### Dataset extract
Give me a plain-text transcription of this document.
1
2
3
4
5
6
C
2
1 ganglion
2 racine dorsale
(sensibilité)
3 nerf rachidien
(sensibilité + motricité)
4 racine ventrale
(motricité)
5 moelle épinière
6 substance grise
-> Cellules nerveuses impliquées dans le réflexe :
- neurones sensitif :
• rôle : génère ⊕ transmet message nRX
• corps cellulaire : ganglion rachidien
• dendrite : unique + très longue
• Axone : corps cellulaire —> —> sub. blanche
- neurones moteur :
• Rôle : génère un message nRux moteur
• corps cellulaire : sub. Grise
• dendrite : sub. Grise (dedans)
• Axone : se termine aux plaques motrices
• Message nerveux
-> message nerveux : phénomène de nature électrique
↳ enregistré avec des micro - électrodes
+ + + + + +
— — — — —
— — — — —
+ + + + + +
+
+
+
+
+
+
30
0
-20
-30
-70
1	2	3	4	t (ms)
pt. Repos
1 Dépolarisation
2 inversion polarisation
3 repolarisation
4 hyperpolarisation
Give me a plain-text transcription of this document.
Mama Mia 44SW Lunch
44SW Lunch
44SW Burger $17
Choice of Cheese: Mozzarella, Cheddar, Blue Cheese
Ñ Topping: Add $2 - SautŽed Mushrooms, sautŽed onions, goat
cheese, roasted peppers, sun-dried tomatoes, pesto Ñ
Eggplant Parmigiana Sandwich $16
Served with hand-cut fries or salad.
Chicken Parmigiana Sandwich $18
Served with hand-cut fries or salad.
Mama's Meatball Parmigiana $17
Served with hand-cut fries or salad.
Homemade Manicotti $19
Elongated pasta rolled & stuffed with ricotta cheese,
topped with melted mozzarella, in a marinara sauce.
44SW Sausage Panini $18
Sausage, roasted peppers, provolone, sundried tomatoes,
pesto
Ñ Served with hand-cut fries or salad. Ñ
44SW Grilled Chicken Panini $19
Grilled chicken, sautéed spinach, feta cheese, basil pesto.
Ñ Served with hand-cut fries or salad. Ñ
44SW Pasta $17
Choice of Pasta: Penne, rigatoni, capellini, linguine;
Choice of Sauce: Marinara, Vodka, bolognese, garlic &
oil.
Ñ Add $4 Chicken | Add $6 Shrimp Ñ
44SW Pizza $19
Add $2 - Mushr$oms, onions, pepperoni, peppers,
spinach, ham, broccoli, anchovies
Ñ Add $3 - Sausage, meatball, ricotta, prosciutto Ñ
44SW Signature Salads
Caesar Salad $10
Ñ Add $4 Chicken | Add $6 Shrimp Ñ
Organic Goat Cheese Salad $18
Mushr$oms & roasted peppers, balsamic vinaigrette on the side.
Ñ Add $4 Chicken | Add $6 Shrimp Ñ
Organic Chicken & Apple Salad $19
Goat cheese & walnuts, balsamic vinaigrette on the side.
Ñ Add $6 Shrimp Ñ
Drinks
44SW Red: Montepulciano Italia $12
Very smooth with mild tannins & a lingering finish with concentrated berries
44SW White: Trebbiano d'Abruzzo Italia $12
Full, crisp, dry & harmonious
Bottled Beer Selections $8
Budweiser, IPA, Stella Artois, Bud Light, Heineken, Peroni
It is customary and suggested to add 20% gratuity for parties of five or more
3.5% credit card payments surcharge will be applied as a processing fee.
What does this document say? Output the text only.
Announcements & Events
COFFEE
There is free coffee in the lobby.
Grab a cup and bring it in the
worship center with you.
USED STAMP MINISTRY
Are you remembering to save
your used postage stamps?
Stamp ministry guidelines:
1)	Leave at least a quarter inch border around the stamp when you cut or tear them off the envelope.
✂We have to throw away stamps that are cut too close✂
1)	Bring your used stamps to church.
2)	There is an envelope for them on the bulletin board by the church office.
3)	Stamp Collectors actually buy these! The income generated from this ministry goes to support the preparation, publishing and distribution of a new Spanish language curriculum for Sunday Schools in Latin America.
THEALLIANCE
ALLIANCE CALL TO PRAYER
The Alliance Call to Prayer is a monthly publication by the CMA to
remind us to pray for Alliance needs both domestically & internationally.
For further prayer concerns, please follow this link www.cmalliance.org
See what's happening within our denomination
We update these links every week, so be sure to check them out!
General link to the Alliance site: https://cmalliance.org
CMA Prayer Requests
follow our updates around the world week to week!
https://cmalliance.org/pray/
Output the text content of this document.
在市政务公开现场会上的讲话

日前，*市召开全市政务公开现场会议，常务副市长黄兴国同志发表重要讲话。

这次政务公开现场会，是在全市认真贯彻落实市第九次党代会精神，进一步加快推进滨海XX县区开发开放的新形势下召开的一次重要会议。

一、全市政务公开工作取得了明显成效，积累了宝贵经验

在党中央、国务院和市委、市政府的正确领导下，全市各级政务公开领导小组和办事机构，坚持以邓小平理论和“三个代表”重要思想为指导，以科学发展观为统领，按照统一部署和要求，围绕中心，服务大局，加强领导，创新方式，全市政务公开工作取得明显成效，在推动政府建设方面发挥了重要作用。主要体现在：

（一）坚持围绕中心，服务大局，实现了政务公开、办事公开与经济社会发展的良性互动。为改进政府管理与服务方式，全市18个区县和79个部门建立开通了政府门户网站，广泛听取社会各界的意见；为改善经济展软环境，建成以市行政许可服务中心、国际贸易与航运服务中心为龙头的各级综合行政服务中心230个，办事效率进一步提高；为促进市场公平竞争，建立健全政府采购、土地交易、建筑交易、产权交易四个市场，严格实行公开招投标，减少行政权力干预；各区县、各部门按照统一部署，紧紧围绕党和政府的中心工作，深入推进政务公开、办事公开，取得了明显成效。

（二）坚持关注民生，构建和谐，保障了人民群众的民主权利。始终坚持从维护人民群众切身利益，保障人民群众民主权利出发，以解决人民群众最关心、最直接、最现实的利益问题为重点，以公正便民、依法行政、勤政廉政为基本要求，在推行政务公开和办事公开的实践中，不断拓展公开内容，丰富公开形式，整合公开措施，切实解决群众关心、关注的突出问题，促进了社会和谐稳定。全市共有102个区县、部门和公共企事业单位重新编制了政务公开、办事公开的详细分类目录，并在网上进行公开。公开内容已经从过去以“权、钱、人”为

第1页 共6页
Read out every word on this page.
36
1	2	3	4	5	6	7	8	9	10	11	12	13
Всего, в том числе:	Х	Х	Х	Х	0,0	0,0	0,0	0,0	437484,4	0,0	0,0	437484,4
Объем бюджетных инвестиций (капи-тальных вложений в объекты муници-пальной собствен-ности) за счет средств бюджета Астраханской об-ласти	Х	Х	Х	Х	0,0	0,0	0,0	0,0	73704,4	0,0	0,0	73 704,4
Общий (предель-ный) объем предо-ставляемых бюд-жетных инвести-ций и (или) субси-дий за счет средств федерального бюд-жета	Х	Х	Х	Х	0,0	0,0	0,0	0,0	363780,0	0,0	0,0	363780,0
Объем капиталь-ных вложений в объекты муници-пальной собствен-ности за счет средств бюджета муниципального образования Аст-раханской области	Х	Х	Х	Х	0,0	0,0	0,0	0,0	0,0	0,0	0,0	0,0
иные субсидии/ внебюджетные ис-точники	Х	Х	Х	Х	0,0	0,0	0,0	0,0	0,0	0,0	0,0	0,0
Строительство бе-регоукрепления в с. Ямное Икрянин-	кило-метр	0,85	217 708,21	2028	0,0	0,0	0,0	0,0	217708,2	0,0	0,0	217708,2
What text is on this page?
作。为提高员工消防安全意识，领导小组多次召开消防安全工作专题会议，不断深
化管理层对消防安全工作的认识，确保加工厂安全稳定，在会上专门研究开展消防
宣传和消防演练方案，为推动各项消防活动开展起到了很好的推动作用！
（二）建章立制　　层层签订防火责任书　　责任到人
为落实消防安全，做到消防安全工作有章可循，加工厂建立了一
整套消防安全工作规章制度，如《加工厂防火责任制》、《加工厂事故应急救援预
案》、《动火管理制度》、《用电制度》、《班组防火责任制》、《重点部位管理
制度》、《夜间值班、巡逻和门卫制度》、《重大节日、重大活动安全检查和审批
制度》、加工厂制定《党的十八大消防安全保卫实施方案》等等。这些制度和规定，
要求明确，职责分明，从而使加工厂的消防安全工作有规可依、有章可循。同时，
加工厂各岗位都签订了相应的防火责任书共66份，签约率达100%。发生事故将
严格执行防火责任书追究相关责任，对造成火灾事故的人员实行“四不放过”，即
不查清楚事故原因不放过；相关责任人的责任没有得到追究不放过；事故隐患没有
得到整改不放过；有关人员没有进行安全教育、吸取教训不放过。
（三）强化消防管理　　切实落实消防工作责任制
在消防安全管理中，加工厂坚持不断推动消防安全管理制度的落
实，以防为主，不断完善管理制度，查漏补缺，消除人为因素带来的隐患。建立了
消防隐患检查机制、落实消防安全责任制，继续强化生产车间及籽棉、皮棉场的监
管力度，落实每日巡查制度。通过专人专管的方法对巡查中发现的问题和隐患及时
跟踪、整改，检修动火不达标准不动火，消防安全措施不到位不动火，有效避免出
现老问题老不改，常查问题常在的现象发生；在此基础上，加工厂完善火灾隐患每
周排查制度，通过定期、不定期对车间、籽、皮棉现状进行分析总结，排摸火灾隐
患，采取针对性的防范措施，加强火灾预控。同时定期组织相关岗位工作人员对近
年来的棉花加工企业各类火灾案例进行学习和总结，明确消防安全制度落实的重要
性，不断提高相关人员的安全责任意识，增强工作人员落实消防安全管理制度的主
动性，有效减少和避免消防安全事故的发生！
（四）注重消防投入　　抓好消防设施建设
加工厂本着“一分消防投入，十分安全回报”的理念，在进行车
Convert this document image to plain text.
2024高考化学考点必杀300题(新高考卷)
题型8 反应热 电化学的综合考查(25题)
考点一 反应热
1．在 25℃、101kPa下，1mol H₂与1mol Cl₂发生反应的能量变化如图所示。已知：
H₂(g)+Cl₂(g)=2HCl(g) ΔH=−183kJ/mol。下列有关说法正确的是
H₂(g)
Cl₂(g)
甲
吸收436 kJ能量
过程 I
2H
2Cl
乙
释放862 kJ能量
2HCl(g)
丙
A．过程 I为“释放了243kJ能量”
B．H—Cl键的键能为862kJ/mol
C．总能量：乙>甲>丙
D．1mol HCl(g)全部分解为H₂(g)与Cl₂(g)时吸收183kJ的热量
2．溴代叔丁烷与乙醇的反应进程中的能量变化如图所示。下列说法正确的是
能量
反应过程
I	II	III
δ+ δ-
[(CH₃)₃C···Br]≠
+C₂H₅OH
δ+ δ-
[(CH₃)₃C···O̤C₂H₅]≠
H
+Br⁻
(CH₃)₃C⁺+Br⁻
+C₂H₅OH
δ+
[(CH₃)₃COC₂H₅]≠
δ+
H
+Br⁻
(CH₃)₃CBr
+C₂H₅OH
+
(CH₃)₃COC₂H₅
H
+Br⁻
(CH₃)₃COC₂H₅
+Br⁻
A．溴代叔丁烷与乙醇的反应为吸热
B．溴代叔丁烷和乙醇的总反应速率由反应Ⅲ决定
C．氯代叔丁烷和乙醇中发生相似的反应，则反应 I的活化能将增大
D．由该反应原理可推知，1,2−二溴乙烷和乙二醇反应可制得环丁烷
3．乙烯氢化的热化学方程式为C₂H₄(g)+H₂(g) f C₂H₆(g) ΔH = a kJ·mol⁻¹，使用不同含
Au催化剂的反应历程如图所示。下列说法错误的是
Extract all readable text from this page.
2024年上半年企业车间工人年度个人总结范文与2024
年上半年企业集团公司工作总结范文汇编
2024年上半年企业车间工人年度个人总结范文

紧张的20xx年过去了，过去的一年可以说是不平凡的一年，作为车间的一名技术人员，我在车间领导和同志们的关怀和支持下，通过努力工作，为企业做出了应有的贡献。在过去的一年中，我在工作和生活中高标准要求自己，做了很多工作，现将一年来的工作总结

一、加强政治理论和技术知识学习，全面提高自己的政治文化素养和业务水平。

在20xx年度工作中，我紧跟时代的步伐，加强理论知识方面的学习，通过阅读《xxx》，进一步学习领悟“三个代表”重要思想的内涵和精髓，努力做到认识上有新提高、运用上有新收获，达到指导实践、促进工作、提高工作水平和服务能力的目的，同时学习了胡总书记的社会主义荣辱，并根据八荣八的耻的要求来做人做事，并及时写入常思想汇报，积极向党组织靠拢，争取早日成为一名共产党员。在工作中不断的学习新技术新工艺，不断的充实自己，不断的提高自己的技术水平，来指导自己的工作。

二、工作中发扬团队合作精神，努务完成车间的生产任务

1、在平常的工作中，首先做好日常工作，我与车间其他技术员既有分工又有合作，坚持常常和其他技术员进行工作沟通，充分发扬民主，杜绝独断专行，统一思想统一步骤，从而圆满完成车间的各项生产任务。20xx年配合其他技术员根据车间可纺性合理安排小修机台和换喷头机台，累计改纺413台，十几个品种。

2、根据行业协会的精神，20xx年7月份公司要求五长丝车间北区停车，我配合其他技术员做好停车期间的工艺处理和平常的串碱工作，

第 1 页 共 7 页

### Required task
Extract each line from the entries above that contains the string "собствен".

### Answer in full
Объем бюджетных инвестиций (капи-тальных вложений в объекты муници-пальной собствен-ности) за счет средств бюджета Астраханской об-ласти	Х	Х	Х	Х	0,0	0,0	0,0	0,0	73704,4	0,0	0,0	73 704,4
Объем капиталь-ных вложений в объекты муници-пальной собствен-ности за счет средств бюджета муниципального образования Аст-раханской области	Х	Х	Х	Х	0,0	0,0	0,0	0,0	0,0	0,0	0,0	0,0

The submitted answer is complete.